━━━━━ Materials provided ━━━━━

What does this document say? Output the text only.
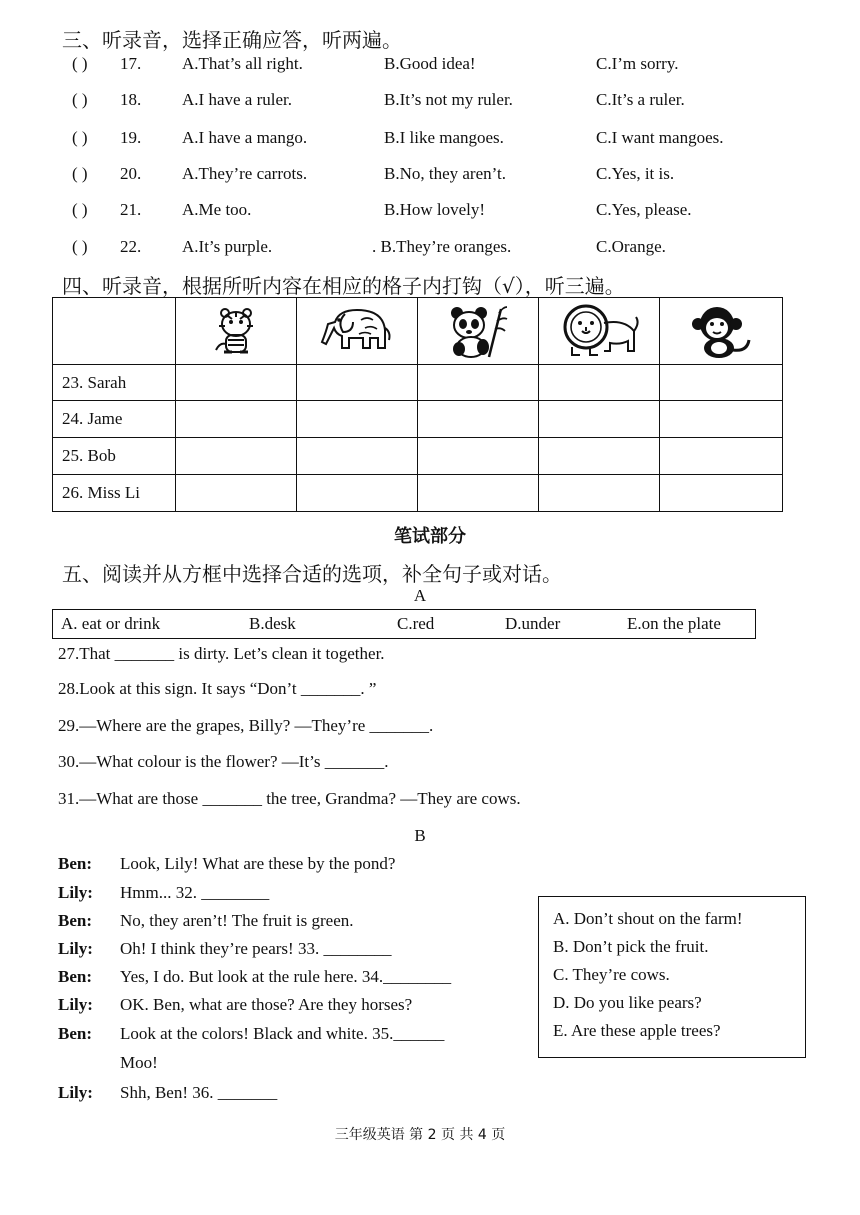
三、听录音，选择正确应答，听两遍。
( ) 17. A.That’s all right.	B.Good idea!	C.I’m sorry.
( ) 18. A.I have a ruler.	B.It’s not my ruler.	C.It’s a ruler.
( ) 19. A.I have a mango.	B.I like mangoes.	C.I want mangoes.
( ) 20. A.They’re carrots.	B.No, they aren’t.	C.Yes, it is.
( ) 21. A.Me too.	B.How lovely!	C.Yes, please.
( ) 22. A.It’s purple.	. B.They’re oranges.	C.Orange.
四、听录音，根据所听内容在相应的格子内打钩（√），听三遍。

23. Sarah					
24. Jame					
25. Bob					
26. Miss Li					
笔试部分
五、阅读并从方框中选择合适的选项，补全句子或对话。
A
A. eat or drink	B.desk	C.red	D.under	E.on the plate
27.That _______ is dirty. Let’s clean it together.
28.Look at this sign. It says “Don’t _______. ”
29.—Where are the grapes, Billy? —They’re _______.
30.—What colour is the flower? —It’s _______.
31.—What are those _______ the tree, Grandma? —They are cows.
B
Ben: Look, Lily! What are these by the pond?
Lily: Hmm... 32. ________
Ben: No, they aren’t! The fruit is green.
Lily: Oh! I think they’re pears! 33. ________
Ben: Yes, I do. But look at the rule here. 34.________
Lily: OK. Ben, what are those? Are they horses?
Ben: Look at the colors! Black and white. 35.______
Moo!
Lily: Shh, Ben! 36. _______
A. Don’t shout on the farm!
B. Don’t pick the fruit.
C. They’re cows.
D. Do you like pears?
E. Are these apple trees?
三年级英语 第 2 页 共 4 页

━━━━━

Stated problem: Return to the listing above and set it down exactly, leaving out its pictures.

Result of the exercise:
What does this document say? Output the text only.
三、听录音，选择正确应答，听两遍。
( ) 17. A.That’s all right.	B.Good idea!	C.I’m sorry.
( ) 18. A.I have a ruler.	B.It’s not my ruler.	C.It’s a ruler.
( ) 19. A.I have a mango.	B.I like mangoes.	C.I want mangoes.
( ) 20. A.They’re carrots.	B.No, they aren’t.	C.Yes, it is.
( ) 21. A.Me too.	B.How lovely!	C.Yes, please.
( ) 22. A.It’s purple.	. B.They’re oranges.	C.Orange.
四、听录音，根据所听内容在相应的格子内打钩（√），听三遍。

23. Sarah					
24. Jame					
25. Bob					
26. Miss Li					
笔试部分
五、阅读并从方框中选择合适的选项，补全句子或对话。
A
A. eat or drink	B.desk	C.red	D.under	E.on the plate
27.That _______ is dirty. Let’s clean it together.
28.Look at this sign. It says “Don’t _______. ”
29.—Where are the grapes, Billy? —They’re _______.
30.—What colour is the flower? —It’s _______.
31.—What are those _______ the tree, Grandma? —They are cows.
B
Ben: Look, Lily! What are these by the pond?
Lily: Hmm... 32. ________
Ben: No, they aren’t! The fruit is green.
Lily: Oh! I think they’re pears! 33. ________
Ben: Yes, I do. But look at the rule here. 34.________
Lily: OK. Ben, what are those? Are they horses?
Ben: Look at the colors! Black and white. 35.______
Moo!
Lily: Shh, Ben! 36. _______
A. Don’t shout on the farm!
B. Don’t pick the fruit.
C. They’re cows.
D. Do you like pears?
E. Are these apple trees?
三年级英语 第 2 页 共 4 页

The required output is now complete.